— start Record set —

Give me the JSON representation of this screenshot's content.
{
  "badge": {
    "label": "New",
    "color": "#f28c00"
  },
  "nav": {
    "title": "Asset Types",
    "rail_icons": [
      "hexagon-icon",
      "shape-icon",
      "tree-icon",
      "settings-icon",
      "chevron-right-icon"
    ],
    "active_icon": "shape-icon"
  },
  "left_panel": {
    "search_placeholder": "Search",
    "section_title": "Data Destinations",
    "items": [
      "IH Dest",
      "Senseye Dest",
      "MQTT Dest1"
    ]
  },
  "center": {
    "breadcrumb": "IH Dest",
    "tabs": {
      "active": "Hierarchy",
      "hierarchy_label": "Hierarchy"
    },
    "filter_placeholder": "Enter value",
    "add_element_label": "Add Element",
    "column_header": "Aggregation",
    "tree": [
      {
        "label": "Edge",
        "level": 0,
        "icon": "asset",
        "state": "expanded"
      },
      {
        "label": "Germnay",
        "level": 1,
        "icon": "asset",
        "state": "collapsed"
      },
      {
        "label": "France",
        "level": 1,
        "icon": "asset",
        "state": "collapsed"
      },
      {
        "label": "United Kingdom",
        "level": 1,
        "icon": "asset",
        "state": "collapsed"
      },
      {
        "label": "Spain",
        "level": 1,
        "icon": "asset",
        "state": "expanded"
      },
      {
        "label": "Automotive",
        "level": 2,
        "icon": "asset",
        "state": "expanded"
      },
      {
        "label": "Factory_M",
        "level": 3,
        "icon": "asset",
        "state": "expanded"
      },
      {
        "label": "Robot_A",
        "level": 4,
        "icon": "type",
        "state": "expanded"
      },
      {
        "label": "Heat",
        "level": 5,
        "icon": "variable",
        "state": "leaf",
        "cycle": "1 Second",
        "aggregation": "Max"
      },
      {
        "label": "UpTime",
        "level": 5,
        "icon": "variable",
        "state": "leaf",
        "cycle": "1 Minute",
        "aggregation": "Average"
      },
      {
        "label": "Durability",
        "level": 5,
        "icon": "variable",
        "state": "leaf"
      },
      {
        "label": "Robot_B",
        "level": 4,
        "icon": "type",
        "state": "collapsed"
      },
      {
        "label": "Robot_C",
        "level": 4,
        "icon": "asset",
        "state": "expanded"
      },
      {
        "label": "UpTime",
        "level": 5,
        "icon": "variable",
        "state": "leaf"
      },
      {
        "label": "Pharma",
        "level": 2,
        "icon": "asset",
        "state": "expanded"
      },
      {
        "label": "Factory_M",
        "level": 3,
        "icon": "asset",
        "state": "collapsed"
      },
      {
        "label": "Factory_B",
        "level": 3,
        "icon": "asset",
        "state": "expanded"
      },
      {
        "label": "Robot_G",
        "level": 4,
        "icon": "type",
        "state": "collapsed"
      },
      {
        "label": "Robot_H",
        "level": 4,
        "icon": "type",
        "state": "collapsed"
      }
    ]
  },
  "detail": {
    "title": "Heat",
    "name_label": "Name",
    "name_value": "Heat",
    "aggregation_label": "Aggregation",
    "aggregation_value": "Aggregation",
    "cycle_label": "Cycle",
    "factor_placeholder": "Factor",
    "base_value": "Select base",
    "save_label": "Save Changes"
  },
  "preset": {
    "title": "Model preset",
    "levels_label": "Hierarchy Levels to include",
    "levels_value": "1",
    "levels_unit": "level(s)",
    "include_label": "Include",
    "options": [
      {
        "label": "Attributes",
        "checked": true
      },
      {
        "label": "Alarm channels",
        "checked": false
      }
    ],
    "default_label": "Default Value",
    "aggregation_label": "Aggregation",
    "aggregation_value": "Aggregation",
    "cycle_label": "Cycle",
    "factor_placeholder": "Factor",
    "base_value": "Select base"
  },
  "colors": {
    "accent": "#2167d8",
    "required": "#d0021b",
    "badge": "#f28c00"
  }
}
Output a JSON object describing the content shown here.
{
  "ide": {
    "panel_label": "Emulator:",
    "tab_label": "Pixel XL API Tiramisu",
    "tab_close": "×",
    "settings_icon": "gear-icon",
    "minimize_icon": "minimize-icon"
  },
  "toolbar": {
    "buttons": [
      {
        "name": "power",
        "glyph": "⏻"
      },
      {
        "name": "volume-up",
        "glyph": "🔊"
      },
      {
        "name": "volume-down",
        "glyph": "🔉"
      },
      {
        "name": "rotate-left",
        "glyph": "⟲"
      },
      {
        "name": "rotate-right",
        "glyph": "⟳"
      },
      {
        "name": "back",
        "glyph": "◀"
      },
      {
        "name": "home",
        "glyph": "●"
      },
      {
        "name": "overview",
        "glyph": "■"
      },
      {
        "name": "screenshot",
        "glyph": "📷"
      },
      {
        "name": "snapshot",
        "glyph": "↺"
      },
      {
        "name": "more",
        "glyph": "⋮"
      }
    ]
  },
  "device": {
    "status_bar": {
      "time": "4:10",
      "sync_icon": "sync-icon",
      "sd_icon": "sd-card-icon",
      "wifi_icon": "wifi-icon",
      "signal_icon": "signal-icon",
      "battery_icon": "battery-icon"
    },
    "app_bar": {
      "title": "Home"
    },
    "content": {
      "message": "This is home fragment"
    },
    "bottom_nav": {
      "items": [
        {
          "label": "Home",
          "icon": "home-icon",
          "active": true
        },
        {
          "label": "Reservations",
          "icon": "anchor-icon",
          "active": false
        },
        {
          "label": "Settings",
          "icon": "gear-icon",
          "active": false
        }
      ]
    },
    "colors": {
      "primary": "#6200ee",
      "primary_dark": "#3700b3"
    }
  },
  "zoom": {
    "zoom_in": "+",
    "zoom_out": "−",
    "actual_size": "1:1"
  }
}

— end Record set —

• Exercise
Extract every line from the one with "Output a JSON" down to the final line above, both included, exactly as written.

• Complete answer
Output a JSON object describing the content shown here.
{
  "ide": {
    "panel_label": "Emulator:",
    "tab_label": "Pixel XL API Tiramisu",
    "tab_close": "×",
    "settings_icon": "gear-icon",
    "minimize_icon": "minimize-icon"
  },
  "toolbar": {
    "buttons": [
      {
        "name": "power",
        "glyph": "⏻"
      },
      {
        "name": "volume-up",
        "glyph": "🔊"
      },
      {
        "name": "volume-down",
        "glyph": "🔉"
      },
      {
        "name": "rotate-left",
        "glyph": "⟲"
      },
      {
        "name": "rotate-right",
        "glyph": "⟳"
      },
      {
        "name": "back",
        "glyph": "◀"
      },
      {
        "name": "home",
        "glyph": "●"
      },
      {
        "name": "overview",
        "glyph": "■"
      },
      {
        "name": "screenshot",
        "glyph": "📷"
      },
      {
        "name": "snapshot",
        "glyph": "↺"
      },
      {
        "name": "more",
        "glyph": "⋮"
      }
    ]
  },
  "device": {
    "status_bar": {
      "time": "4:10",
      "sync_icon": "sync-icon",
      "sd_icon": "sd-card-icon",
      "wifi_icon": "wifi-icon",
      "signal_icon": "signal-icon",
      "battery_icon": "battery-icon"
    },
    "app_bar": {
      "title": "Home"
    },
    "content": {
      "message": "This is home fragment"
    },
    "bottom_nav": {
      "items": [
        {
          "label": "Home",
          "icon": "home-icon",
          "active": true
        },
        {
          "label": "Reservations",
          "icon": "anchor-icon",
          "active": false
        },
        {
          "label": "Settings",
          "icon": "gear-icon",
          "active": false
        }
      ]
    },
    "colors": {
      "primary": "#6200ee",
      "primary_dark": "#3700b3"
    }
  },
  "zoom": {
    "zoom_in": "+",
    "zoom_out": "−",
    "actual_size": "1:1"
  }
}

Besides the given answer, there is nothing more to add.